_PROVIDED RECORDS_
## Begin

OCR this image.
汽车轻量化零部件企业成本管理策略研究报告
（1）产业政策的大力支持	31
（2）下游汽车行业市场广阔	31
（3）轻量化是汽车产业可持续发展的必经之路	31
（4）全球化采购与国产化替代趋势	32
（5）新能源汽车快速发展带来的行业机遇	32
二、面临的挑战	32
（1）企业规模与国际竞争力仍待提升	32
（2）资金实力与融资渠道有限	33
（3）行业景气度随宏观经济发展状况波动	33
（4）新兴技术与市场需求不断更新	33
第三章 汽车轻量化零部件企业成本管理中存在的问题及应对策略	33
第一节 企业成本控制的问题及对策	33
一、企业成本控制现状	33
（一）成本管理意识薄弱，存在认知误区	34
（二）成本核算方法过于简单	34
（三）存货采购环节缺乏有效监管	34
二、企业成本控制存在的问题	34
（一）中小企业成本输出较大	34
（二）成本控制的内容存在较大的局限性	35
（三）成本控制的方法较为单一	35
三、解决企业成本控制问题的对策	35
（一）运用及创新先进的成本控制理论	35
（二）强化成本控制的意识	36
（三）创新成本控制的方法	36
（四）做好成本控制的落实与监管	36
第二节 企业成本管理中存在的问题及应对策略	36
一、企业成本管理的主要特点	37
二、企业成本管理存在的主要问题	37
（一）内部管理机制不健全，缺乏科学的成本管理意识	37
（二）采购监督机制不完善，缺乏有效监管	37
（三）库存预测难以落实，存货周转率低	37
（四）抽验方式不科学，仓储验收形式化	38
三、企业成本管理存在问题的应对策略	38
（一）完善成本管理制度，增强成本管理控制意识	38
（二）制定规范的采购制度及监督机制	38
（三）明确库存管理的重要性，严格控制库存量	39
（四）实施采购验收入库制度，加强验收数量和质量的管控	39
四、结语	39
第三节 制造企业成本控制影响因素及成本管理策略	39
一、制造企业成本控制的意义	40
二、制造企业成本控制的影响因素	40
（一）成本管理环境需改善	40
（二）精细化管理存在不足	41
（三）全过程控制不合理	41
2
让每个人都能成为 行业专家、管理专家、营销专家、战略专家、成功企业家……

## End

_SHORT PROBLEM_
Emit the full listing verbatim.

_WORKED ANSWER_
OCR this image.
汽车轻量化零部件企业成本管理策略研究报告
（1）产业政策的大力支持	31
（2）下游汽车行业市场广阔	31
（3）轻量化是汽车产业可持续发展的必经之路	31
（4）全球化采购与国产化替代趋势	32
（5）新能源汽车快速发展带来的行业机遇	32
二、面临的挑战	32
（1）企业规模与国际竞争力仍待提升	32
（2）资金实力与融资渠道有限	33
（3）行业景气度随宏观经济发展状况波动	33
（4）新兴技术与市场需求不断更新	33
第三章 汽车轻量化零部件企业成本管理中存在的问题及应对策略	33
第一节 企业成本控制的问题及对策	33
一、企业成本控制现状	33
（一）成本管理意识薄弱，存在认知误区	34
（二）成本核算方法过于简单	34
（三）存货采购环节缺乏有效监管	34
二、企业成本控制存在的问题	34
（一）中小企业成本输出较大	34
（二）成本控制的内容存在较大的局限性	35
（三）成本控制的方法较为单一	35
三、解决企业成本控制问题的对策	35
（一）运用及创新先进的成本控制理论	35
（二）强化成本控制的意识	36
（三）创新成本控制的方法	36
（四）做好成本控制的落实与监管	36
第二节 企业成本管理中存在的问题及应对策略	36
一、企业成本管理的主要特点	37
二、企业成本管理存在的主要问题	37
（一）内部管理机制不健全，缺乏科学的成本管理意识	37
（二）采购监督机制不完善，缺乏有效监管	37
（三）库存预测难以落实，存货周转率低	37
（四）抽验方式不科学，仓储验收形式化	38
三、企业成本管理存在问题的应对策略	38
（一）完善成本管理制度，增强成本管理控制意识	38
（二）制定规范的采购制度及监督机制	38
（三）明确库存管理的重要性，严格控制库存量	39
（四）实施采购验收入库制度，加强验收数量和质量的管控	39
四、结语	39
第三节 制造企业成本控制影响因素及成本管理策略	39
一、制造企业成本控制的意义	40
二、制造企业成本控制的影响因素	40
（一）成本管理环境需改善	40
（二）精细化管理存在不足	41
（三）全过程控制不合理	41
2
让每个人都能成为 行业专家、管理专家、营销专家、战略专家、成功企业家……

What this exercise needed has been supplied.